- [EXERCISE MATERIAL]
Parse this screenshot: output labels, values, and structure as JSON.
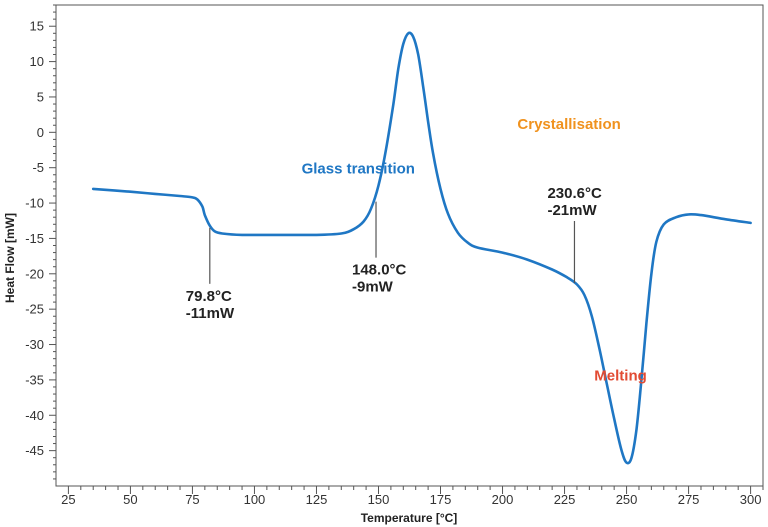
{
  "chart_data": {
    "type": "line",
    "xlabel": "Temperature [°C]",
    "ylabel": "Heat Flow [mW]",
    "xlim": [
      20,
      305
    ],
    "ylim": [
      -50,
      18
    ],
    "x_ticks_major": [
      25,
      50,
      75,
      100,
      125,
      150,
      175,
      200,
      225,
      250,
      275,
      300
    ],
    "y_ticks_major": [
      15,
      10,
      5,
      0,
      -5,
      -10,
      -15,
      -20,
      -25,
      -30,
      -35,
      -40,
      -45
    ],
    "x_tick_labels": [
      "25",
      "50",
      "75",
      "100",
      "125",
      "150",
      "175",
      "200",
      "225",
      "250",
      "275",
      "300"
    ],
    "y_tick_labels": [
      "15",
      "10",
      "5",
      "0",
      "-5",
      "-10",
      "-15",
      "-20",
      "-25",
      "-30",
      "-35",
      "-40",
      "-45"
    ],
    "grid": false,
    "line_color": "#1f77c4",
    "series": [
      {
        "values": [
          [
            35,
            -8.0
          ],
          [
            50,
            -8.4
          ],
          [
            60,
            -8.7
          ],
          [
            70,
            -9.0
          ],
          [
            75,
            -9.2
          ],
          [
            77,
            -9.5
          ],
          [
            79,
            -10.5
          ],
          [
            80,
            -11.7
          ],
          [
            82,
            -13.2
          ],
          [
            84,
            -14.0
          ],
          [
            87,
            -14.3
          ],
          [
            95,
            -14.5
          ],
          [
            110,
            -14.5
          ],
          [
            125,
            -14.5
          ],
          [
            135,
            -14.3
          ],
          [
            140,
            -13.7
          ],
          [
            144,
            -12.6
          ],
          [
            147,
            -10.8
          ],
          [
            150,
            -7.5
          ],
          [
            153,
            -2.5
          ],
          [
            156,
            4.0
          ],
          [
            158,
            9.0
          ],
          [
            160,
            12.5
          ],
          [
            162,
            14.0
          ],
          [
            164,
            13.5
          ],
          [
            166,
            11.0
          ],
          [
            168,
            6.5
          ],
          [
            170,
            1.5
          ],
          [
            172,
            -3.0
          ],
          [
            175,
            -8.0
          ],
          [
            178,
            -11.5
          ],
          [
            182,
            -14.2
          ],
          [
            186,
            -15.6
          ],
          [
            190,
            -16.3
          ],
          [
            200,
            -17.0
          ],
          [
            210,
            -18.0
          ],
          [
            220,
            -19.4
          ],
          [
            226,
            -20.5
          ],
          [
            230,
            -21.5
          ],
          [
            233,
            -23.0
          ],
          [
            236,
            -26.0
          ],
          [
            239,
            -30.5
          ],
          [
            242,
            -35.5
          ],
          [
            245,
            -40.5
          ],
          [
            248,
            -45.0
          ],
          [
            250,
            -46.7
          ],
          [
            252,
            -46.0
          ],
          [
            254,
            -42.0
          ],
          [
            256,
            -35.0
          ],
          [
            258,
            -27.0
          ],
          [
            260,
            -20.0
          ],
          [
            262,
            -15.5
          ],
          [
            265,
            -13.0
          ],
          [
            270,
            -12.0
          ],
          [
            275,
            -11.6
          ],
          [
            280,
            -11.7
          ],
          [
            290,
            -12.3
          ],
          [
            300,
            -12.8
          ]
        ]
      }
    ],
    "annotations": [
      {
        "x": 82,
        "y": -13.5,
        "lines": [
          "79.8°C",
          "-11mW"
        ]
      },
      {
        "x": 149,
        "y": -9.8,
        "lines": [
          "148.0°C",
          "-9mW"
        ]
      },
      {
        "x": 229,
        "y": -21.3,
        "lines": [
          "230.6°C",
          "-21mW"
        ]
      }
    ],
    "region_labels": [
      {
        "text": "Glass transition",
        "x": 119,
        "y": -5.8,
        "color": "#1f77c4"
      },
      {
        "text": "Crystallisation",
        "x": 206,
        "y": 0.5,
        "color": "#f0921e"
      },
      {
        "text": "Melting",
        "x": 237,
        "y": -35.1,
        "color": "#e24b33"
      }
    ]
  }
}
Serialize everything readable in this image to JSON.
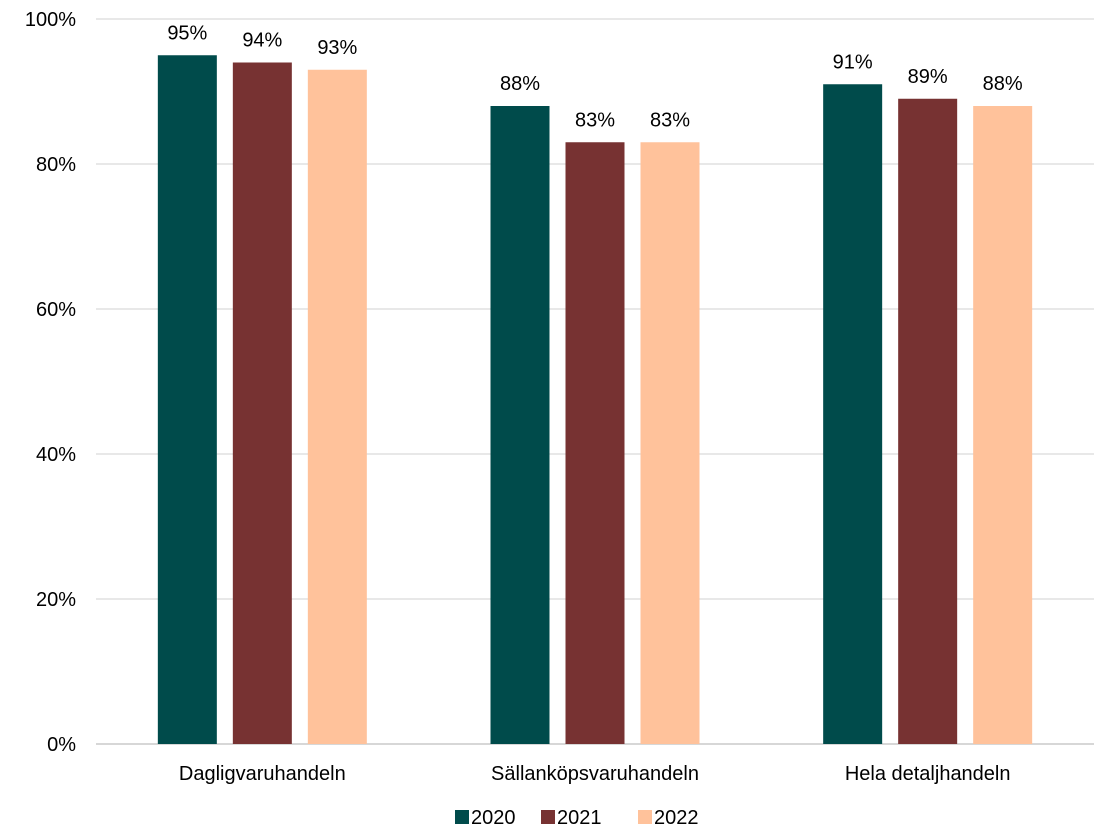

- [TASK BRIEF]
Reproduce all the entries that precede this task, word for word, minus any pictures.

- [SOLUTION TO THIS TASK]
Parse this screenshot: output labels, values, and structure as JSON.
{
  "chart_data": {
    "type": "line",
    "xlabel": "Temperature [°C]",
    "ylabel": "Heat Flow [mW]",
    "xlim": [
      20,
      305
    ],
    "ylim": [
      -50,
      18
    ],
    "x_ticks_major": [
      25,
      50,
      75,
      100,
      125,
      150,
      175,
      200,
      225,
      250,
      275,
      300
    ],
    "y_ticks_major": [
      15,
      10,
      5,
      0,
      -5,
      -10,
      -15,
      -20,
      -25,
      -30,
      -35,
      -40,
      -45
    ],
    "x_tick_labels": [
      "25",
      "50",
      "75",
      "100",
      "125",
      "150",
      "175",
      "200",
      "225",
      "250",
      "275",
      "300"
    ],
    "y_tick_labels": [
      "15",
      "10",
      "5",
      "0",
      "-5",
      "-10",
      "-15",
      "-20",
      "-25",
      "-30",
      "-35",
      "-40",
      "-45"
    ],
    "grid": false,
    "line_color": "#1f77c4",
    "series": [
      {
        "values": [
          [
            35,
            -8.0
          ],
          [
            50,
            -8.4
          ],
          [
            60,
            -8.7
          ],
          [
            70,
            -9.0
          ],
          [
            75,
            -9.2
          ],
          [
            77,
            -9.5
          ],
          [
            79,
            -10.5
          ],
          [
            80,
            -11.7
          ],
          [
            82,
            -13.2
          ],
          [
            84,
            -14.0
          ],
          [
            87,
            -14.3
          ],
          [
            95,
            -14.5
          ],
          [
            110,
            -14.5
          ],
          [
            125,
            -14.5
          ],
          [
            135,
            -14.3
          ],
          [
            140,
            -13.7
          ],
          [
            144,
            -12.6
          ],
          [
            147,
            -10.8
          ],
          [
            150,
            -7.5
          ],
          [
            153,
            -2.5
          ],
          [
            156,
            4.0
          ],
          [
            158,
            9.0
          ],
          [
            160,
            12.5
          ],
          [
            162,
            14.0
          ],
          [
            164,
            13.5
          ],
          [
            166,
            11.0
          ],
          [
            168,
            6.5
          ],
          [
            170,
            1.5
          ],
          [
            172,
            -3.0
          ],
          [
            175,
            -8.0
          ],
          [
            178,
            -11.5
          ],
          [
            182,
            -14.2
          ],
          [
            186,
            -15.6
          ],
          [
            190,
            -16.3
          ],
          [
            200,
            -17.0
          ],
          [
            210,
            -18.0
          ],
          [
            220,
            -19.4
          ],
          [
            226,
            -20.5
          ],
          [
            230,
            -21.5
          ],
          [
            233,
            -23.0
          ],
          [
            236,
            -26.0
          ],
          [
            239,
            -30.5
          ],
          [
            242,
            -35.5
          ],
          [
            245,
            -40.5
          ],
          [
            248,
            -45.0
          ],
          [
            250,
            -46.7
          ],
          [
            252,
            -46.0
          ],
          [
            254,
            -42.0
          ],
          [
            256,
            -35.0
          ],
          [
            258,
            -27.0
          ],
          [
            260,
            -20.0
          ],
          [
            262,
            -15.5
          ],
          [
            265,
            -13.0
          ],
          [
            270,
            -12.0
          ],
          [
            275,
            -11.6
          ],
          [
            280,
            -11.7
          ],
          [
            290,
            -12.3
          ],
          [
            300,
            -12.8
          ]
        ]
      }
    ],
    "annotations": [
      {
        "x": 82,
        "y": -13.5,
        "lines": [
          "79.8°C",
          "-11mW"
        ]
      },
      {
        "x": 149,
        "y": -9.8,
        "lines": [
          "148.0°C",
          "-9mW"
        ]
      },
      {
        "x": 229,
        "y": -21.3,
        "lines": [
          "230.6°C",
          "-21mW"
        ]
      }
    ],
    "region_labels": [
      {
        "text": "Glass transition",
        "x": 119,
        "y": -5.8,
        "color": "#1f77c4"
      },
      {
        "text": "Crystallisation",
        "x": 206,
        "y": 0.5,
        "color": "#f0921e"
      },
      {
        "text": "Melting",
        "x": 237,
        "y": -35.1,
        "color": "#e24b33"
      }
    ]
  }
}
Serialize everything readable in this image to JSON.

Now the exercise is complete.